> **EXERCISE DESCRIPTION**: Each line that contains the word "title" counts once; give the total for the records below and nothing else.

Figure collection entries
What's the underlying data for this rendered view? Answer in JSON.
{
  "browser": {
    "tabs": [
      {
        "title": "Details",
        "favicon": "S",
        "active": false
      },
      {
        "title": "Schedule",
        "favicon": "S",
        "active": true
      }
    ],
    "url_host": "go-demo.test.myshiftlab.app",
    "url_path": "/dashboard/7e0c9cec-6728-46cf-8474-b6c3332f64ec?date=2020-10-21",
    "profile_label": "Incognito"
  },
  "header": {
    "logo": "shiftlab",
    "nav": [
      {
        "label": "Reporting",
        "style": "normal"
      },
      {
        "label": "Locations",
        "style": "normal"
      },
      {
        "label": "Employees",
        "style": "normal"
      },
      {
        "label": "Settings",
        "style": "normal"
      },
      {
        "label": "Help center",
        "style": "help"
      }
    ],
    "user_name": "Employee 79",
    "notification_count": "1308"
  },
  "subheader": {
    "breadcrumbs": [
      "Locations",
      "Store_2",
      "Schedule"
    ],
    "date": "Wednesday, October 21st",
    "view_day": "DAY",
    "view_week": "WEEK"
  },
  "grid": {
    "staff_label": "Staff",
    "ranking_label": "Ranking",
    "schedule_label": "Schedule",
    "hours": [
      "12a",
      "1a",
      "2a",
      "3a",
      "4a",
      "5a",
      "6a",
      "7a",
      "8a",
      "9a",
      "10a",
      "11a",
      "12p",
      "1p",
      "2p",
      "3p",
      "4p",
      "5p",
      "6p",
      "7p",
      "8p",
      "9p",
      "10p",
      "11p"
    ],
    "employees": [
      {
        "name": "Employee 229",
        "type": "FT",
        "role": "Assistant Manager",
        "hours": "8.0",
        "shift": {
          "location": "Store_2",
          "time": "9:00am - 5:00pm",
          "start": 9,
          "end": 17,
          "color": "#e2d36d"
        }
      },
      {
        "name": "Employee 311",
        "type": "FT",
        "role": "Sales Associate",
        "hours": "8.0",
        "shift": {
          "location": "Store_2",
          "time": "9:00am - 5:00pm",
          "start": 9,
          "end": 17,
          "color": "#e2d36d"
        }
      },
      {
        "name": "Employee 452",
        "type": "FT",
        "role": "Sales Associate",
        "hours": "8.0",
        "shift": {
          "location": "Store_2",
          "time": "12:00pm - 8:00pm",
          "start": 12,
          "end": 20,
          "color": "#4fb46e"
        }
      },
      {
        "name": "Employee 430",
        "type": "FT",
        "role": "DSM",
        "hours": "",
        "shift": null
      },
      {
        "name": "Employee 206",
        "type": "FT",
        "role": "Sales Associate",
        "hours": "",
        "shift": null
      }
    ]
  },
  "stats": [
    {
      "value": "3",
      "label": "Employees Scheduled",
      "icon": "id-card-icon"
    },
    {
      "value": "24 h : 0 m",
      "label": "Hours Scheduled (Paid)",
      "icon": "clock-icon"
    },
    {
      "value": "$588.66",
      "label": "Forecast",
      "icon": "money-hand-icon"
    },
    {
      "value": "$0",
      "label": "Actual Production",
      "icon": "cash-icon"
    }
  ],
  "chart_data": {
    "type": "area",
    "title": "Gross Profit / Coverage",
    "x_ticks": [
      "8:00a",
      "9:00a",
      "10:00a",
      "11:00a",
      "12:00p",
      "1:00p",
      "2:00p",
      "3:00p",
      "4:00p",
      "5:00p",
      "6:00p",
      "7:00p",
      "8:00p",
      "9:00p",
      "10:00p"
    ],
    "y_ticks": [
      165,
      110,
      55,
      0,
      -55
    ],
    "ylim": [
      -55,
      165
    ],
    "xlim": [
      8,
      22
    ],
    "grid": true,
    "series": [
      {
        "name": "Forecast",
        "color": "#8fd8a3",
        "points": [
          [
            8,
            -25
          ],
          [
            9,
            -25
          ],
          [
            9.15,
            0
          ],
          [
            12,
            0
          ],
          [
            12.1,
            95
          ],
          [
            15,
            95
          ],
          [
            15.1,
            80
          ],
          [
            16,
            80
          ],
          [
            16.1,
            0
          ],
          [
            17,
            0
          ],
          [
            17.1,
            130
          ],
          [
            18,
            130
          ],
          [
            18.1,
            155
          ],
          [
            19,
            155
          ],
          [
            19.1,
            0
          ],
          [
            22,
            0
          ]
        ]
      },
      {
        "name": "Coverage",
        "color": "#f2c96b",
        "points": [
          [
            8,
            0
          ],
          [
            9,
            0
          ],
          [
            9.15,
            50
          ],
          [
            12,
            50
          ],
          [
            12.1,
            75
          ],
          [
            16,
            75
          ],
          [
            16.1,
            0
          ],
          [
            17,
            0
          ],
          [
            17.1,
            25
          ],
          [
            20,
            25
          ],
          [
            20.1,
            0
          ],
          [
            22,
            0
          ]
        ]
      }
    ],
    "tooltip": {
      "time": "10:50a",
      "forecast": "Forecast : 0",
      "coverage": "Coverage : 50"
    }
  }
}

> **EXERCISE ANSWER**: 3